- PROBLEM REQUIREMENTS
Each line of the listing that contains the word "page" is to be copied.

- DATASET

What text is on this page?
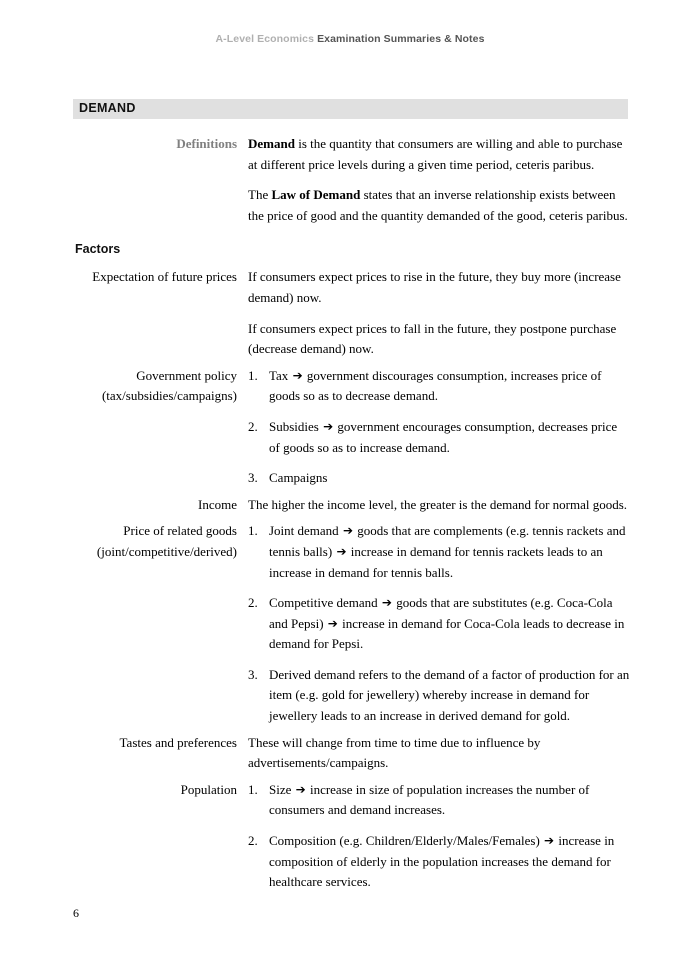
A-Level Economics Examination Summaries & Notes
DEMAND
Definitions Demand is the quantity that consumers are willing and able to purchase at different price levels during a given time period, ceteris paribus.

The Law of Demand states that an inverse relationship exists between the price of good and the quantity demanded of the good, ceteris paribus.

Factors
Expectation of future prices If consumers expect prices to rise in the future, they buy more (increase demand) now.

If consumers expect prices to fall in the future, they postpone purchase (decrease demand) now.

Government policy
(tax/subsidies/campaigns)
1. Tax ➔ government discourages consumption, increases price of goods so as to decrease demand.
2. Subsidies ➔ government encourages consumption, decreases price of goods so as to increase demand.
3. Campaigns
Income The higher the income level, the greater is the demand for normal goods.

Price of related goods
(joint/competitive/derived)
1. Joint demand ➔ goods that are complements (e.g. tennis rackets and tennis balls) ➔ increase in demand for tennis rackets leads to an increase in demand for tennis balls.
2. Competitive demand ➔ goods that are substitutes (e.g. Coca-Cola and Pepsi) ➔ increase in demand for Coca-Cola leads to decrease in demand for Pepsi.
3. Derived demand refers to the demand of a factor of production for an item (e.g. gold for jewellery) whereby increase in demand for jewellery leads to an increase in derived demand for gold.
Tastes and preferences These will change from time to time due to influence by advertisements/campaigns.

Population 1. Size ➔ increase in size of population increases the number of consumers and demand increases.
2. Composition (e.g. Children/Elderly/Males/Females) ➔ increase in composition of elderly in the population increases the demand for healthcare services.
6
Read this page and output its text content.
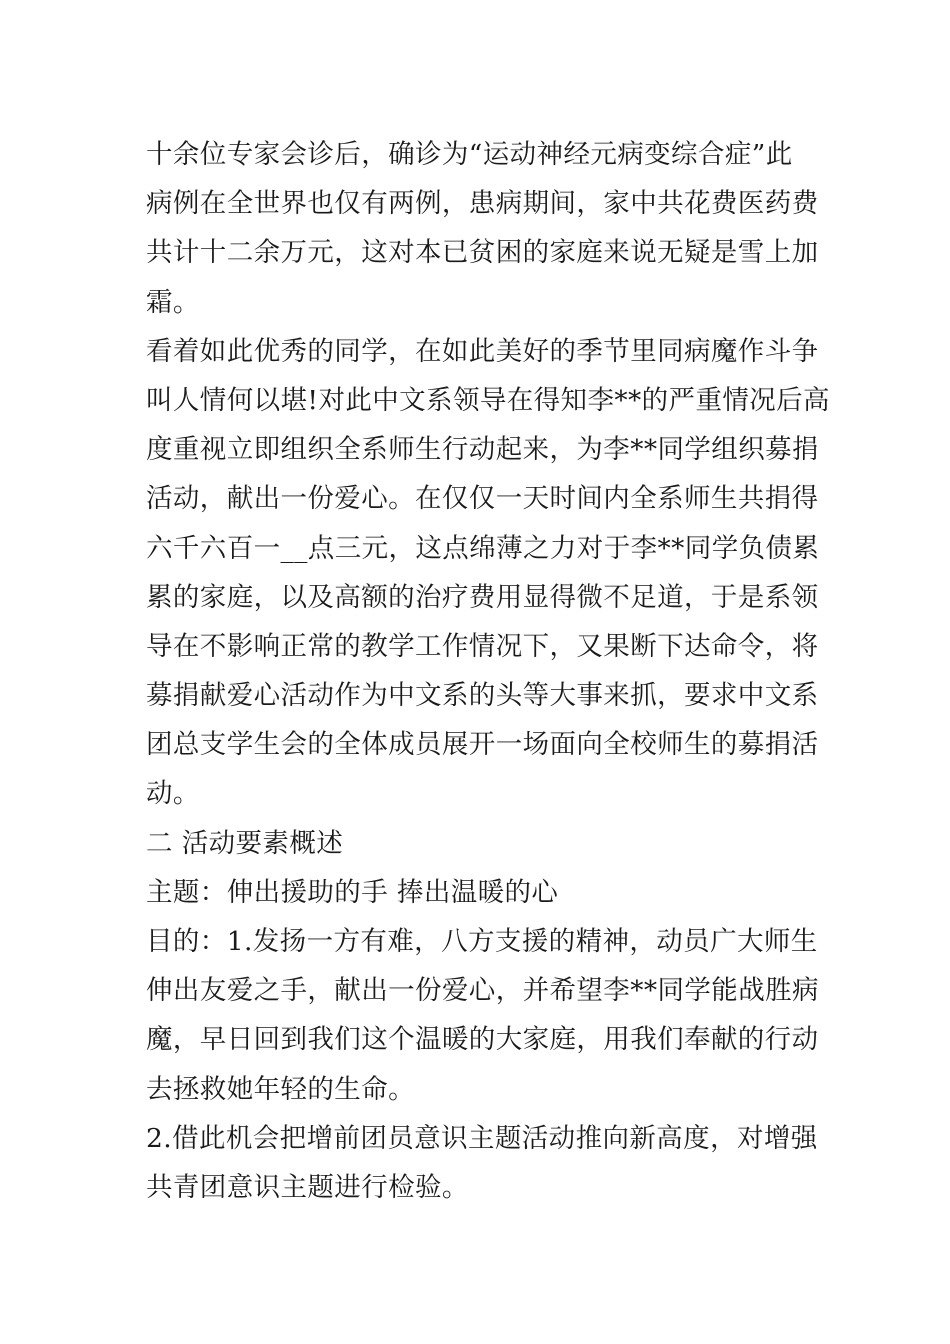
十余位专家会诊后，确诊为“运动神经元病变综合症”此
病例在全世界也仅有两例，患病期间，家中共花费医药费
共计十二余万元，这对本已贫困的家庭来说无疑是雪上加
霜。
看着如此优秀的同学，在如此美好的季节里同病魔作斗争
叫人情何以堪!对此中文系领导在得知李**的严重情况后高
度重视立即组织全系师生行动起来，为李**同学组织募捐
活动，献出一份爱心。在仅仅一天时间内全系师生共捐得
六千六百一__点三元，这点绵薄之力对于李**同学负债累
累的家庭，以及高额的治疗费用显得微不足道，于是系领
导在不影响正常的教学工作情况下，又果断下达命令，将
募捐献爱心活动作为中文系的头等大事来抓，要求中文系
团总支学生会的全体成员展开一场面向全校师生的募捐活
动。
二 活动要素概述
主题：伸出援助的手 捧出温暖的心
目的：1.发扬一方有难，八方支援的精神，动员广大师生
伸出友爱之手，献出一份爱心，并希望李**同学能战胜病
魔，早日回到我们这个温暖的大家庭，用我们奉献的行动
去拯救她年轻的生命。
2.借此机会把增前团员意识主题活动推向新高度，对增强
共青团意识主题进行检验。
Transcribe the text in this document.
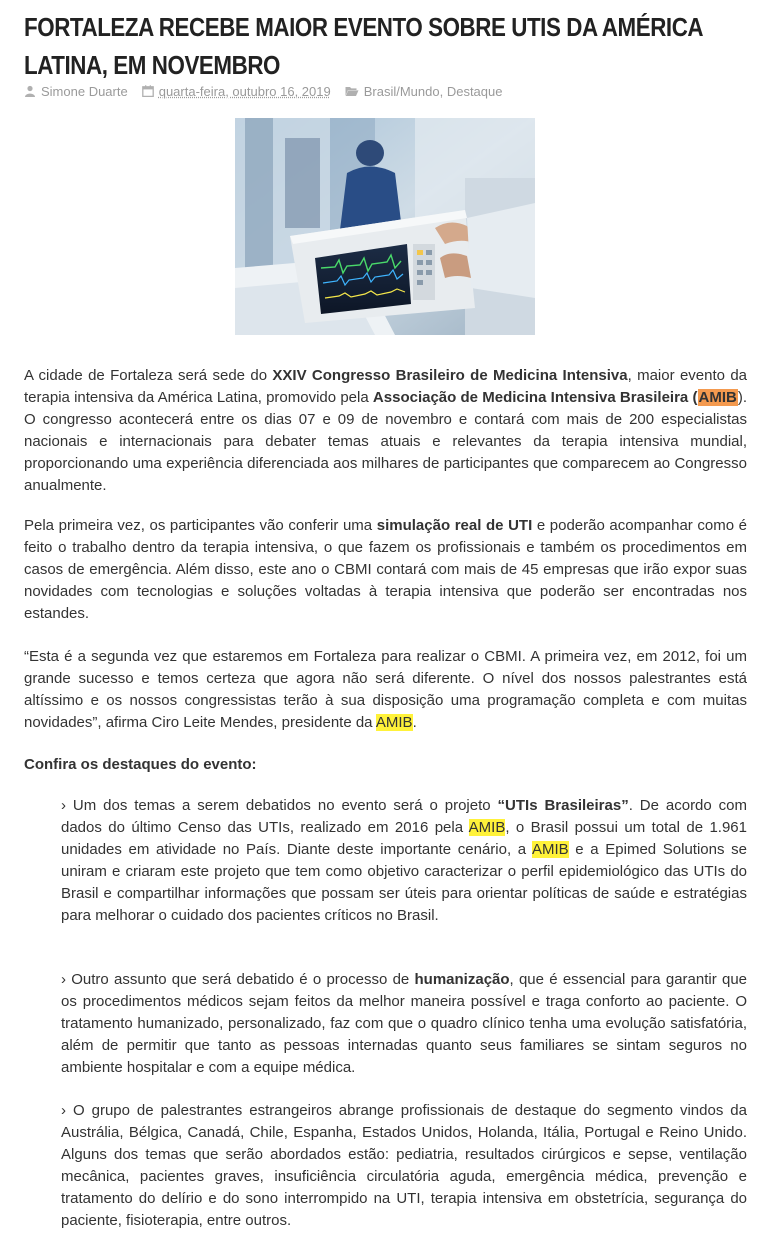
FORTALEZA RECEBE MAIOR EVENTO SOBRE UTIS DA AMÉRICA LATINA, EM NOVEMBRO
Simone Duarte quarta-feira, outubro 16, 2019	Brasil/Mundo, Destaque

A cidade de Fortaleza será sede do XXIV Congresso Brasileiro de Medicina Intensiva, maior evento da terapia intensiva da América Latina, promovido pela Associação de Medicina Intensiva Brasileira (AMIB). O congresso acontecerá entre os dias 07 e 09 de novembro e contará com mais de 200 especialistas nacionais e internacionais para debater temas atuais e relevantes da terapia intensiva mundial, proporcionando uma experiência diferenciada aos milhares de participantes que comparecem ao Congresso anualmente.

Pela primeira vez, os participantes vão conferir uma simulação real de UTI e poderão acompanhar como é feito o trabalho dentro da terapia intensiva, o que fazem os profissionais e também os procedimentos em casos de emergência. Além disso, este ano o CBMI contará com mais de 45 empresas que irão expor suas novidades com tecnologias e soluções voltadas à terapia intensiva que poderão ser encontradas nos estandes.

“Esta é a segunda vez que estaremos em Fortaleza para realizar o CBMI. A primeira vez, em 2012, foi um grande sucesso e temos certeza que agora não será diferente. O nível dos nossos palestrantes está altíssimo e os nossos congressistas terão à sua disposição uma programação completa e com muitas novidades”, afirma Ciro Leite Mendes, presidente da AMIB.

Confira os destaques do evento:

› Um dos temas a serem debatidos no evento será o projeto “UTIs Brasileiras”. De acordo com dados do último Censo das UTIs, realizado em 2016 pela AMIB, o Brasil possui um total de 1.961 unidades em atividade no País. Diante deste importante cenário, a AMIB e a Epimed Solutions se uniram e criaram este projeto que tem como objetivo caracterizar o perfil epidemiológico das UTIs do Brasil e compartilhar informações que possam ser úteis para orientar políticas de saúde e estratégias para melhorar o cuidado dos pacientes críticos no Brasil.

› Outro assunto que será debatido é o processo de humanização, que é essencial para garantir que os procedimentos médicos sejam feitos da melhor maneira possível e traga conforto ao paciente. O tratamento humanizado, personalizado, faz com que o quadro clínico tenha uma evolução satisfatória, além de permitir que tanto as pessoas internadas quanto seus familiares se sintam seguros no ambiente hospitalar e com a equipe médica.

› O grupo de palestrantes estrangeiros abrange profissionais de destaque do segmento vindos da Austrália, Bélgica, Canadá, Chile, Espanha, Estados Unidos, Holanda, Itália, Portugal e Reino Unido. Alguns dos temas que serão abordados estão: pediatria, resultados cirúrgicos e sepse, ventilação mecânica, pacientes graves, insuficiência circulatória aguda, emergência médica, prevenção e tratamento do delírio e do sono interrompido na UTI, terapia intensiva em obstetrícia, segurança do paciente, fisioterapia, entre outros.
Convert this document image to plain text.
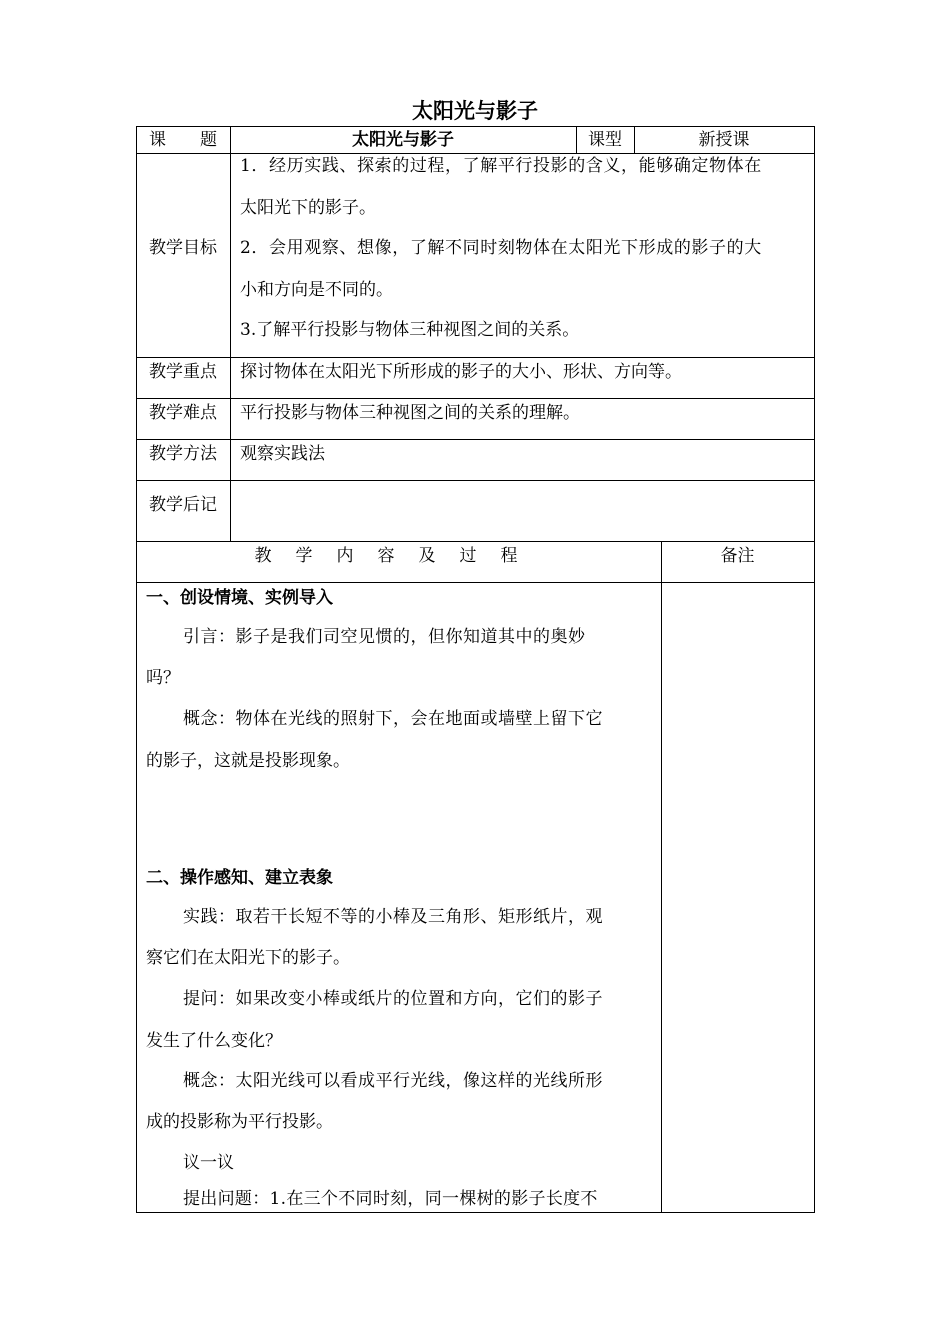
太阳光与影子
课　　题	太阳光与影子	课型	新授课
教学目标
1．经历实践、探索的过程，了解平行投影的含义，能够确定物体在
太阳光下的影子。
2．会用观察、想像，了解不同时刻物体在太阳光下形成的影子的大
小和方向是不同的。
3.了解平行投影与物体三种视图之间的关系。
教学重点	探讨物体在太阳光下所形成的影子的大小、形状、方向等。
教学难点	平行投影与物体三种视图之间的关系的理解。
教学方法	观察实践法
教学后记
教学内容及过程	备注
一、创设情境、实例导入
引言：影子是我们司空见惯的，但你知道其中的奥妙
吗？
概念：物体在光线的照射下，会在地面或墙壁上留下它
的影子，这就是投影现象。
二、操作感知、建立表象
实践：取若干长短不等的小棒及三角形、矩形纸片，观
察它们在太阳光下的影子。
提问：如果改变小棒或纸片的位置和方向，它们的影子
发生了什么变化？
概念：太阳光线可以看成平行光线，像这样的光线所形
成的投影称为平行投影。
议一议
提出问题：1.在三个不同时刻，同一棵树的影子长度不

- RESULT BELOW
What text is on this page?
Read this page and output its text content.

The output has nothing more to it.